# Start of Stored records
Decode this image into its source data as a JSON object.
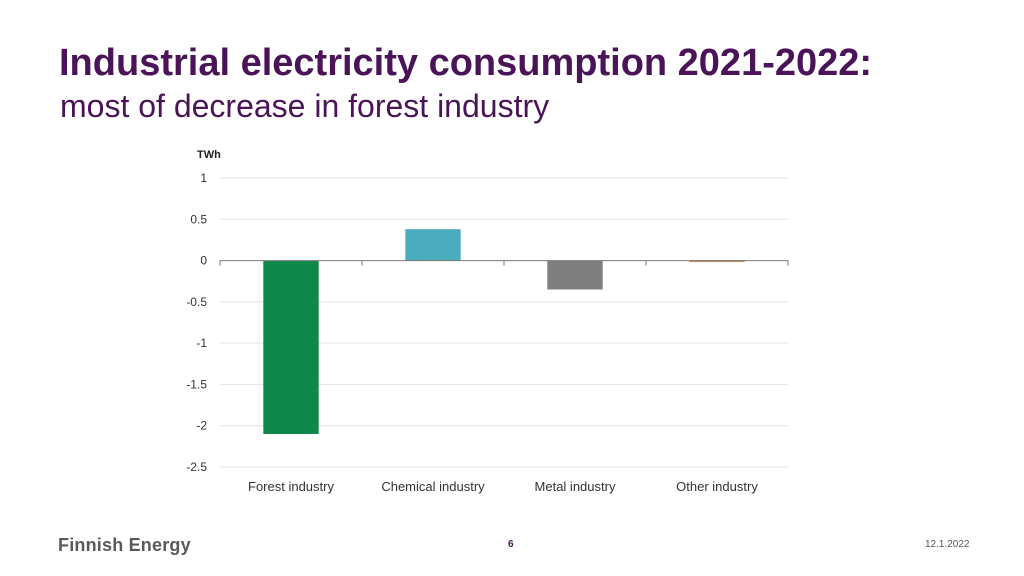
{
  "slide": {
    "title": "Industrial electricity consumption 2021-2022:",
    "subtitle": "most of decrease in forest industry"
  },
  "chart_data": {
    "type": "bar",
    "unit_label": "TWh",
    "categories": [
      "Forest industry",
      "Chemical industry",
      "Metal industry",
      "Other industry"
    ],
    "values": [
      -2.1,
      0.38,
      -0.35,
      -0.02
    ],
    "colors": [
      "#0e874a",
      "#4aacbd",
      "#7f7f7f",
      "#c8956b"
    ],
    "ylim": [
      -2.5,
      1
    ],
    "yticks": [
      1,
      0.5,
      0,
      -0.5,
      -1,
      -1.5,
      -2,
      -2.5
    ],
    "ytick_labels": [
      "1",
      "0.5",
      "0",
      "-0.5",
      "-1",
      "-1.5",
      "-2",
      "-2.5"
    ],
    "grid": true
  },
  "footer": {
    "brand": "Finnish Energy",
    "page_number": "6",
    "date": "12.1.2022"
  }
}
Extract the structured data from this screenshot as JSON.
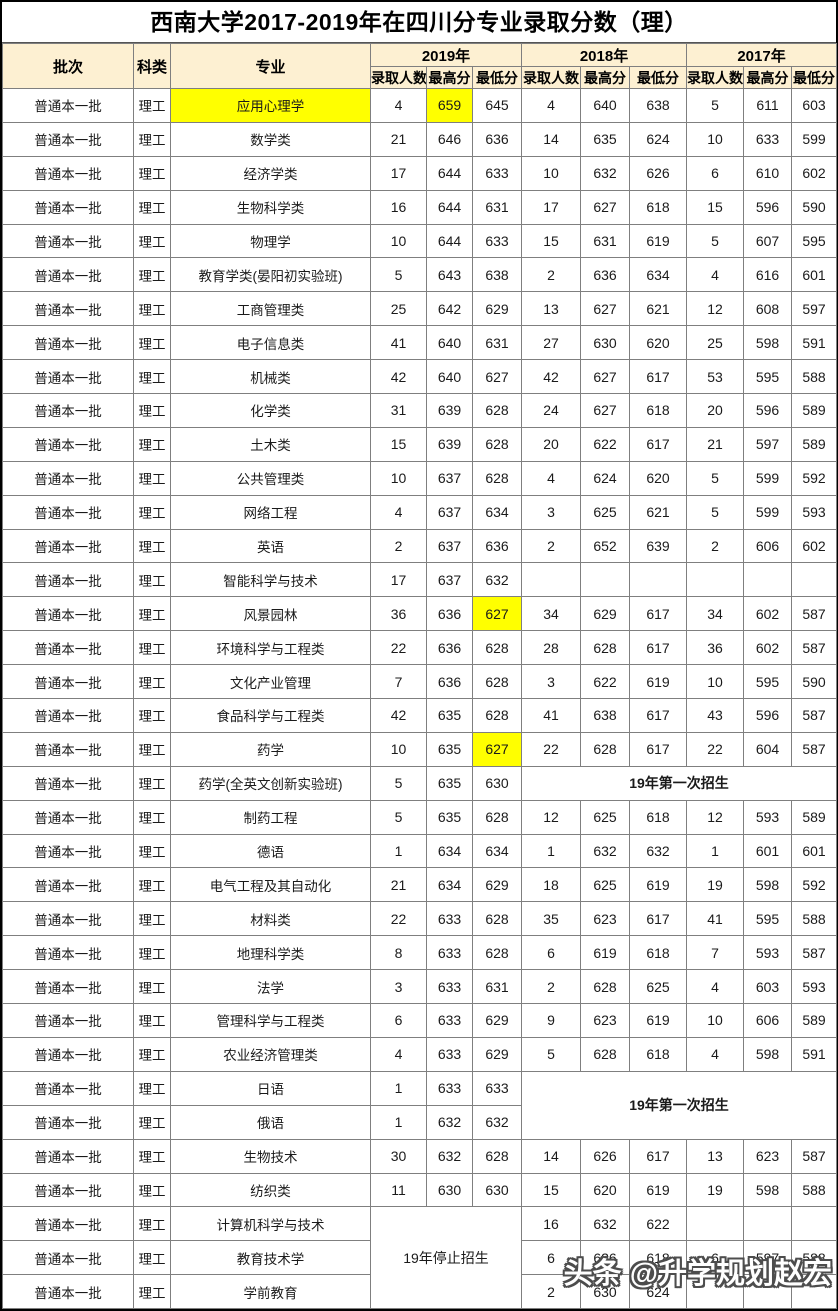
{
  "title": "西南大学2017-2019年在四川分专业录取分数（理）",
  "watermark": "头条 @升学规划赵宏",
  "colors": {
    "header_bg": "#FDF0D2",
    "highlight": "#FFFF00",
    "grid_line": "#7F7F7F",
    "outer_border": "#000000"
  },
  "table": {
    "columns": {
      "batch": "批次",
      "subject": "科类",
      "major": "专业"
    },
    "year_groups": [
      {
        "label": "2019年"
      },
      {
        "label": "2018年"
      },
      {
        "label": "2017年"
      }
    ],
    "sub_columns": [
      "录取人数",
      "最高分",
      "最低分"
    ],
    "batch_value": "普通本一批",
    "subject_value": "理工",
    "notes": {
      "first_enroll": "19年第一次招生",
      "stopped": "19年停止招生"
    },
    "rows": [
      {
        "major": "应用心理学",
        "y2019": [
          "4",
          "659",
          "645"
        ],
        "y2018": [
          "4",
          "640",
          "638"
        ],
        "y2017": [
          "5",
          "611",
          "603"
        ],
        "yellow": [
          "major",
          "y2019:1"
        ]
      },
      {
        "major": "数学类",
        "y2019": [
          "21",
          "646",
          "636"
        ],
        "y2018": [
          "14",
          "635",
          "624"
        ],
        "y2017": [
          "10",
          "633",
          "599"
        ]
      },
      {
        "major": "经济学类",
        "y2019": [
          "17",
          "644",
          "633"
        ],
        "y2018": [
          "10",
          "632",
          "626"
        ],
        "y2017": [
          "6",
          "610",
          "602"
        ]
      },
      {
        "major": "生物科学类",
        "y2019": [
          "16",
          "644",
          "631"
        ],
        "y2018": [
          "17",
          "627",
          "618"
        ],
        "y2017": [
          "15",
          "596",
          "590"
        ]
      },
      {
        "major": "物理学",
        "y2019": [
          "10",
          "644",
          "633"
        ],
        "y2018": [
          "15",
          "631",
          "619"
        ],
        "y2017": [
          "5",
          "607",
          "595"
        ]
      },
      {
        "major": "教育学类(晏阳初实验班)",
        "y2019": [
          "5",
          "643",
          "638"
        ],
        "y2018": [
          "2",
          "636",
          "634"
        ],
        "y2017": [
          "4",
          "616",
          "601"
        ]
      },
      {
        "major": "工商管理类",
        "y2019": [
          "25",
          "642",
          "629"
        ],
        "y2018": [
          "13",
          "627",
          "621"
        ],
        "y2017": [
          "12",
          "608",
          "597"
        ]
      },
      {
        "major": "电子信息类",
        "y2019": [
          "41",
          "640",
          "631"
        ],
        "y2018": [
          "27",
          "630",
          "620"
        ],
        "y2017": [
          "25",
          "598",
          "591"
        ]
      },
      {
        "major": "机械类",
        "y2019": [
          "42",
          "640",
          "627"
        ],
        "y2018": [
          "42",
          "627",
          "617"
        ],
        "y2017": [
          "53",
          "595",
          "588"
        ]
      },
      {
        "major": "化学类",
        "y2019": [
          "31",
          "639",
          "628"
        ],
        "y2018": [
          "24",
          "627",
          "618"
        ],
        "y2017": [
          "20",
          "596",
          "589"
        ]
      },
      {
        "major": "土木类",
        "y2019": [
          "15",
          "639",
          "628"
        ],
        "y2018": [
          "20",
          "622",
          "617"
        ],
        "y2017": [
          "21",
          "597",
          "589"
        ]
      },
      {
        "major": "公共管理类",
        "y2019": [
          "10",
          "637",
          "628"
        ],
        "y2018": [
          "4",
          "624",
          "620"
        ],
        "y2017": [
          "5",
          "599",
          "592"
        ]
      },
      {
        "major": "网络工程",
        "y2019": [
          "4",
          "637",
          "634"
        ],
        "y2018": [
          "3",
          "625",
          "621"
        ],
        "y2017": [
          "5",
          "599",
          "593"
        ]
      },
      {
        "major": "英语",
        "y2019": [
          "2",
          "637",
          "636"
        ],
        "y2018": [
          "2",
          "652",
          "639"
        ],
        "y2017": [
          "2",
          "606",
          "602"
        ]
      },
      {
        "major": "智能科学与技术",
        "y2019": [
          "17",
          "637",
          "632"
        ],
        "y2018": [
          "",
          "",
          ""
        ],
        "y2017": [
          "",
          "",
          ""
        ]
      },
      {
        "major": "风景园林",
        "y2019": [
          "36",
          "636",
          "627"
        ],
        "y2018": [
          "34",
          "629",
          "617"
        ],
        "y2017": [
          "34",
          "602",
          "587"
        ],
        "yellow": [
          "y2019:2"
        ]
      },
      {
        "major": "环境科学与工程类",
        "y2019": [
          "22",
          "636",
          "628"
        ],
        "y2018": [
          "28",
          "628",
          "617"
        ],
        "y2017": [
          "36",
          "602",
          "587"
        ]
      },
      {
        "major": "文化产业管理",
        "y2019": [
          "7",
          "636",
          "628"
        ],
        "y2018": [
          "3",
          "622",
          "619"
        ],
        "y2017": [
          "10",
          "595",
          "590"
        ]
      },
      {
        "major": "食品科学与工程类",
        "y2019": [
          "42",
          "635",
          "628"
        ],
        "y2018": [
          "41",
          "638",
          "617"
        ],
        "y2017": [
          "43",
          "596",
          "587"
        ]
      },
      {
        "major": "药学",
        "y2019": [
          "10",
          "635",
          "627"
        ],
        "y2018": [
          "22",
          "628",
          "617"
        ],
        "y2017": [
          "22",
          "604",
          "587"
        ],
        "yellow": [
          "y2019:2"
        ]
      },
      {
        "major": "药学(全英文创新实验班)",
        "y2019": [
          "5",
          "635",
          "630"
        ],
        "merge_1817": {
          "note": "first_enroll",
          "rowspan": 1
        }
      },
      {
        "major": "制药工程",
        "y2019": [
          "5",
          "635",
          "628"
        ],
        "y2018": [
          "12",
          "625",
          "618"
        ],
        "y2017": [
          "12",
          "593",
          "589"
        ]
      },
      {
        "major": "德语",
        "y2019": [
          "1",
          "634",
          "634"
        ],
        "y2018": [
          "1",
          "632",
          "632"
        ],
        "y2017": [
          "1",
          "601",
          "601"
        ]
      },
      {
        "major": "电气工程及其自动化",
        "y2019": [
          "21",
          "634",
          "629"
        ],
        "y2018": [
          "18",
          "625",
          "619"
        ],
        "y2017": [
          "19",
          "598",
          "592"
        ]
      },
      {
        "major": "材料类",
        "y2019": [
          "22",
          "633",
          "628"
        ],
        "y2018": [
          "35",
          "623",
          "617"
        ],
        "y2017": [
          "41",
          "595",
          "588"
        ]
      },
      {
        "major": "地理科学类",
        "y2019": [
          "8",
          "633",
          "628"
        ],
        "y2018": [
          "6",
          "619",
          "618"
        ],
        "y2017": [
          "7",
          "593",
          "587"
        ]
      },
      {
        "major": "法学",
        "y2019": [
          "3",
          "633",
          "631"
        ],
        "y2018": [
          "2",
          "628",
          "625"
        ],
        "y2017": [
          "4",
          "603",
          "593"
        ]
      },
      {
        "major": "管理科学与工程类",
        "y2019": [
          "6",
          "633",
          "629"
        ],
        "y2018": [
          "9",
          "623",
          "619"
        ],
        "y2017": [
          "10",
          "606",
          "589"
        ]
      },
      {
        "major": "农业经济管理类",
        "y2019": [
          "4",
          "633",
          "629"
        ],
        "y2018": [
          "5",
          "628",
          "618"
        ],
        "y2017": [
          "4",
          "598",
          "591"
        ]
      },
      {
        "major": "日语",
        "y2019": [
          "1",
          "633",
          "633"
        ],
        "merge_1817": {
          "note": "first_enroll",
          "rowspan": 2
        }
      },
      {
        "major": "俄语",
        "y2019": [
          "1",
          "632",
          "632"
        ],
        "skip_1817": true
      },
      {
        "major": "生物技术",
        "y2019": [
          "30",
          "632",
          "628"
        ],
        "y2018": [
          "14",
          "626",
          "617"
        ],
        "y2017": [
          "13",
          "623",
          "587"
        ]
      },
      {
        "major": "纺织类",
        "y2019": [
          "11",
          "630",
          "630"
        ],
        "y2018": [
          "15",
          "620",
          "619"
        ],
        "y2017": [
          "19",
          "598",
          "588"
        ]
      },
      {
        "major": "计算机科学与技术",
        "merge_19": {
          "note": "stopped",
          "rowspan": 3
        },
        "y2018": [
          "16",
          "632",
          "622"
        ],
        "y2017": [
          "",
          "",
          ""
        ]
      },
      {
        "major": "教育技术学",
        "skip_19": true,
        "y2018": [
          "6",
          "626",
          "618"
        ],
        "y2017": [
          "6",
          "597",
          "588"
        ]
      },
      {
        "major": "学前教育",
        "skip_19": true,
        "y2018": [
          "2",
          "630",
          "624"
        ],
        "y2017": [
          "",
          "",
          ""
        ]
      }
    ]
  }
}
# End of Stored records
# Start of Stored records
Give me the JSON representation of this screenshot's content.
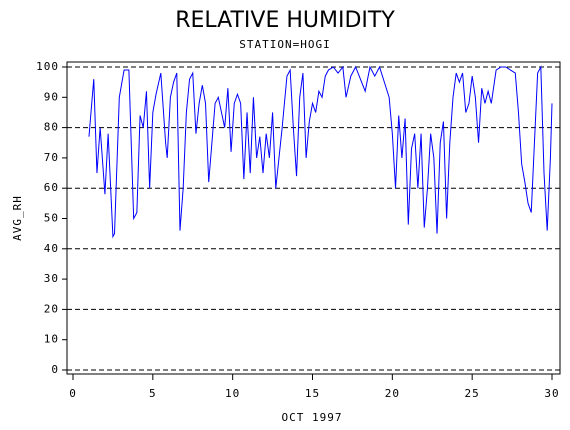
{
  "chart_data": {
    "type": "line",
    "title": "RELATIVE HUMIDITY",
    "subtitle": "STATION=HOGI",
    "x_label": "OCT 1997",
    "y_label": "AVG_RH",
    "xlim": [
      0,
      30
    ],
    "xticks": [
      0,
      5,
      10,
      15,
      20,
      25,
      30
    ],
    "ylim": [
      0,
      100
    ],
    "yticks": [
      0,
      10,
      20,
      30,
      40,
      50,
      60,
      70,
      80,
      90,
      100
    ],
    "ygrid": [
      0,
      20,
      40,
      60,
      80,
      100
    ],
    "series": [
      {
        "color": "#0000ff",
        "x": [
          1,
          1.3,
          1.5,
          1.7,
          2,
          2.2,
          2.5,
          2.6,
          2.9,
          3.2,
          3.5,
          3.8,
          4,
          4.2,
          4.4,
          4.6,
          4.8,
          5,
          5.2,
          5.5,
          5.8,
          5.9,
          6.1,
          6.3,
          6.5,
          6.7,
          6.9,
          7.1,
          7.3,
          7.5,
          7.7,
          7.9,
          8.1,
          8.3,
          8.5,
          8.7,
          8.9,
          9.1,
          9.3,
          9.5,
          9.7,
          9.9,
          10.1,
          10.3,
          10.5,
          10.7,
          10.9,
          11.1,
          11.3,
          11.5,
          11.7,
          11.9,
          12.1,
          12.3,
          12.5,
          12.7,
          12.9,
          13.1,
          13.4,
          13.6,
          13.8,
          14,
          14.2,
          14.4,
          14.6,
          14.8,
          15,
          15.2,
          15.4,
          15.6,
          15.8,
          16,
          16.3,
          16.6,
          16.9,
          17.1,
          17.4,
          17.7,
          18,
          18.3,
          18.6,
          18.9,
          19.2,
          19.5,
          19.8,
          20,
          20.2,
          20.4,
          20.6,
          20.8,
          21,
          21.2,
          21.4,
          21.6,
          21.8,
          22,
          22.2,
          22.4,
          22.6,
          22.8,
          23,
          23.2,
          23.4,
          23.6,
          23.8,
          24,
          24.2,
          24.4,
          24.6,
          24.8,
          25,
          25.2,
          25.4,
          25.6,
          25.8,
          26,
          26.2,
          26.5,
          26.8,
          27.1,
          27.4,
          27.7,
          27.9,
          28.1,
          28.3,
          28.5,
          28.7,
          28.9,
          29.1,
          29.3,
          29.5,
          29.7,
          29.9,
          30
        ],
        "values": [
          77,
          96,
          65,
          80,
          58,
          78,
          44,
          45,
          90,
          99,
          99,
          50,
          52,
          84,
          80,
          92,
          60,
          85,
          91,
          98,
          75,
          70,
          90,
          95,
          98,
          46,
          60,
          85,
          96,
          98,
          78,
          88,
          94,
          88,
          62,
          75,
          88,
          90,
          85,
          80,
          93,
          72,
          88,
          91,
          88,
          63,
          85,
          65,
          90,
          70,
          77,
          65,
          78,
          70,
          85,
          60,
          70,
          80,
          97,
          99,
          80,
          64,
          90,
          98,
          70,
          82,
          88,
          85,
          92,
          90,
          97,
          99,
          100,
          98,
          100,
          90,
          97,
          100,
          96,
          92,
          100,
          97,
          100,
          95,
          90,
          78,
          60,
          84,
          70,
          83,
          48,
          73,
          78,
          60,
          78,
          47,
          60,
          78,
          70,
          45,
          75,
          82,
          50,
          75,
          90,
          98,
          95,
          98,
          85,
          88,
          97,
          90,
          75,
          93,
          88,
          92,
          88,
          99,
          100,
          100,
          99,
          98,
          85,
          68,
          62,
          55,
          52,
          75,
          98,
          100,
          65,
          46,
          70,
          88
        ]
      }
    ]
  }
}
# End of Stored records
Every line containing the string "true" must be listed.

▸ Result
    "grid": true
        "skip_1817": true
        "skip_19": true,
        "skip_19": true,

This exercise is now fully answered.